▶ **YOUR OBJECTIVE**
Make an exact copy of the lines, leaving the pictures out.

========================

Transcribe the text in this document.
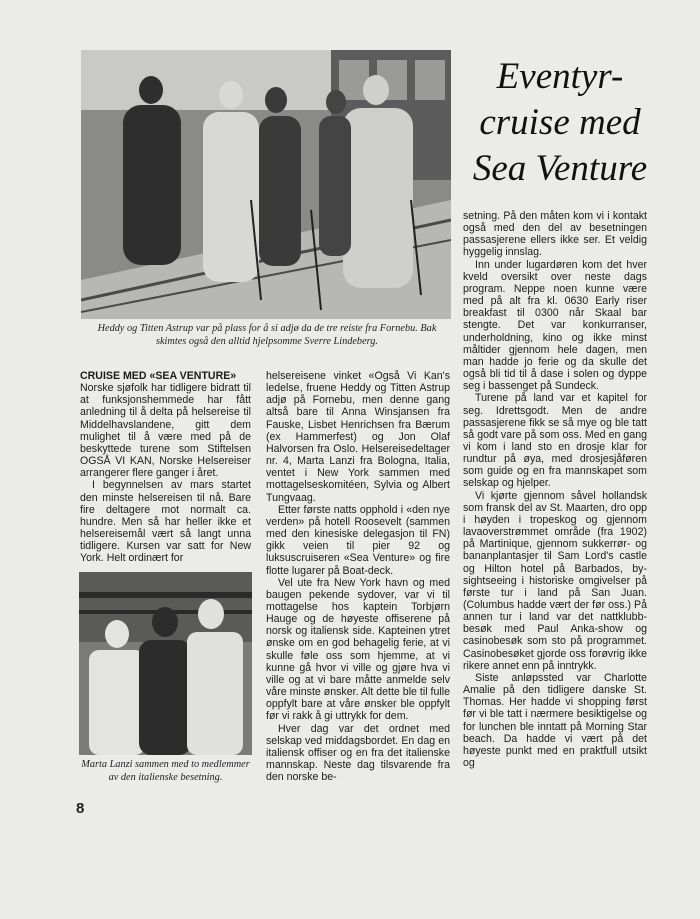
Heddy og Titten Astrup var på plass for å si adjø da de tre reiste fra Fornebu. Bak skimtes også den alltid hjelpsomme Sverre Lindeberg.
Eventyr-cruise med Sea Venture

CRUISE MED «SEA VENTURE»

Norske sjøfolk har tidligere bidratt til at funksjonshemmede har fått anledning til å delta på helsereise til Middelhavslandene, gitt dem mulighet til å være med på de beskyttede turene som Stiftelsen OGSÅ VI KAN, Norske Helsereiser arrangerer flere ganger i året.

I begynnelsen av mars startet den minste helsereisen til nå. Bare fire deltagere mot normalt ca. hundre. Men så har heller ikke et helsereisemål vært så langt unna tidligere. Kursen var satt for New York. Helt ordinært for

Marta Lanzi sammen med to medlemmer av den italienske besetning.

helsereisene vinket «Også Vi Kan's ledelse, fruene Heddy og Titten Astrup adjø på Fornebu, men denne gang altså bare til Anna Winsjansen fra Fauske, Lisbet Henrichsen fra Bærum (ex Hammerfest) og Jon Olaf Halvorsen fra Oslo. Helsereisedeltager nr. 4, Marta Lanzi fra Bologna, Italia, ventet i New York sammen med mottagelseskomitéen, Sylvia og Albert Tungvaag.

Etter første natts opphold i «den nye verden» på hotell Roosevelt (sammen med den kinesiske delegasjon til FN) gikk veien til pier 92 og luksuscruiseren «Sea Venture» og fire flotte lugarer på Boat-deck.

Vel ute fra New York havn og med baugen pekende sydover, var vi til mottagelse hos kaptein Torbjørn Hauge og de høyeste offiserene på norsk og italiensk side. Kapteinen ytret ønske om en god behagelig ferie, at vi skulle føle oss som hjemme, at vi kunne gå hvor vi ville og gjøre hva vi ville og at vi bare måtte anmelde selv våre minste ønsker. Alt dette ble til fulle oppfylt bare at våre ønsker ble oppfylt før vi rakk å gi uttrykk for dem.

Hver dag var det ordnet med selskap ved middagsbordet. En dag en italiensk offiser og en fra det italienske mannskap. Neste dag tilsvarende fra den norske be-

setning. På den måten kom vi i kontakt også med den del av besetningen passasjerene ellers ikke ser. Et veldig hyggelig innslag.

Inn under lugardøren kom det hver kveld oversikt over neste dags program. Neppe noen kunne være med på alt fra kl. 0630 Early riser breakfast til 0300 når Skaal bar stengte. Det var konkurranser, underholdning, kino og ikke minst måltider gjennom hele dagen, men man hadde jo ferie og da skulle det også bli tid til å dase i solen og dyppe seg i bassenget på Sundeck.

Turene på land var et kapitel for seg. Idrettsgodt. Men de andre passasjerene fikk se så mye og ble tatt så godt vare på som oss. Med en gang vi kom i land sto en drosje klar for rundtur på øya, med drosjesjåføren som guide og en fra mannskapet som selskap og hjelper.

Vi kjørte gjennom såvel hollandsk som fransk del av St. Maarten, dro opp i høyden i tropeskog og gjennom lavaoverstrømmet område (fra 1902) på Martinique, gjennom sukkerrør- og bananplantasjer til Sam Lord's castle og Hilton hotel på Barbados, by-sightseeing i historiske omgivelser på første tur i land på San Juan. (Columbus hadde vært der før oss.) På annen tur i land var det nattklubb-besøk med Paul Anka-show og casinobesøk som sto på programmet. Casinobesøket gjorde oss forøvrig ikke rikere annet enn på inntrykk.

Siste anløpssted var Charlotte Amalie på den tidligere danske St. Thomas. Her hadde vi shopping først før vi ble tatt i nærmere besiktigelse og for lunchen ble inntatt på Morning Star beach. Da hadde vi vært på det høyeste punkt med en praktfull utsikt og

8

========================

▶ **SOLUTION TO THE PROBLEM**
Transcribe the text in this document.
Heddy og Titten Astrup var på plass for å si adjø da de tre reiste fra Fornebu. Bak skimtes også den alltid hjelpsomme Sverre Lindeberg.
Eventyr-cruise med Sea Venture

CRUISE MED «SEA VENTURE»

Norske sjøfolk har tidligere bidratt til at funksjonshemmede har fått anledning til å delta på helsereise til Middelhavslandene, gitt dem mulighet til å være med på de beskyttede turene som Stiftelsen OGSÅ VI KAN, Norske Helsereiser arrangerer flere ganger i året.

I begynnelsen av mars startet den minste helsereisen til nå. Bare fire deltagere mot normalt ca. hundre. Men så har heller ikke et helsereisemål vært så langt unna tidligere. Kursen var satt for New York. Helt ordinært for

Marta Lanzi sammen med to medlemmer av den italienske besetning.

helsereisene vinket «Også Vi Kan's ledelse, fruene Heddy og Titten Astrup adjø på Fornebu, men denne gang altså bare til Anna Winsjansen fra Fauske, Lisbet Henrichsen fra Bærum (ex Hammerfest) og Jon Olaf Halvorsen fra Oslo. Helsereisedeltager nr. 4, Marta Lanzi fra Bologna, Italia, ventet i New York sammen med mottagelseskomitéen, Sylvia og Albert Tungvaag.

Etter første natts opphold i «den nye verden» på hotell Roosevelt (sammen med den kinesiske delegasjon til FN) gikk veien til pier 92 og luksuscruiseren «Sea Venture» og fire flotte lugarer på Boat-deck.

Vel ute fra New York havn og med baugen pekende sydover, var vi til mottagelse hos kaptein Torbjørn Hauge og de høyeste offiserene på norsk og italiensk side. Kapteinen ytret ønske om en god behagelig ferie, at vi skulle føle oss som hjemme, at vi kunne gå hvor vi ville og gjøre hva vi ville og at vi bare måtte anmelde selv våre minste ønsker. Alt dette ble til fulle oppfylt bare at våre ønsker ble oppfylt før vi rakk å gi uttrykk for dem.

Hver dag var det ordnet med selskap ved middagsbordet. En dag en italiensk offiser og en fra det italienske mannskap. Neste dag tilsvarende fra den norske be-

setning. På den måten kom vi i kontakt også med den del av besetningen passasjerene ellers ikke ser. Et veldig hyggelig innslag.

Inn under lugardøren kom det hver kveld oversikt over neste dags program. Neppe noen kunne være med på alt fra kl. 0630 Early riser breakfast til 0300 når Skaal bar stengte. Det var konkurranser, underholdning, kino og ikke minst måltider gjennom hele dagen, men man hadde jo ferie og da skulle det også bli tid til å dase i solen og dyppe seg i bassenget på Sundeck.

Turene på land var et kapitel for seg. Idrettsgodt. Men de andre passasjerene fikk se så mye og ble tatt så godt vare på som oss. Med en gang vi kom i land sto en drosje klar for rundtur på øya, med drosjesjåføren som guide og en fra mannskapet som selskap og hjelper.

Vi kjørte gjennom såvel hollandsk som fransk del av St. Maarten, dro opp i høyden i tropeskog og gjennom lavaoverstrømmet område (fra 1902) på Martinique, gjennom sukkerrør- og bananplantasjer til Sam Lord's castle og Hilton hotel på Barbados, by-sightseeing i historiske omgivelser på første tur i land på San Juan. (Columbus hadde vært der før oss.) På annen tur i land var det nattklubb-besøk med Paul Anka-show og casinobesøk som sto på programmet. Casinobesøket gjorde oss forøvrig ikke rikere annet enn på inntrykk.

Siste anløpssted var Charlotte Amalie på den tidligere danske St. Thomas. Her hadde vi shopping først før vi ble tatt i nærmere besiktigelse og for lunchen ble inntatt på Morning Star beach. Da hadde vi vært på det høyeste punkt med en praktfull utsikt og

8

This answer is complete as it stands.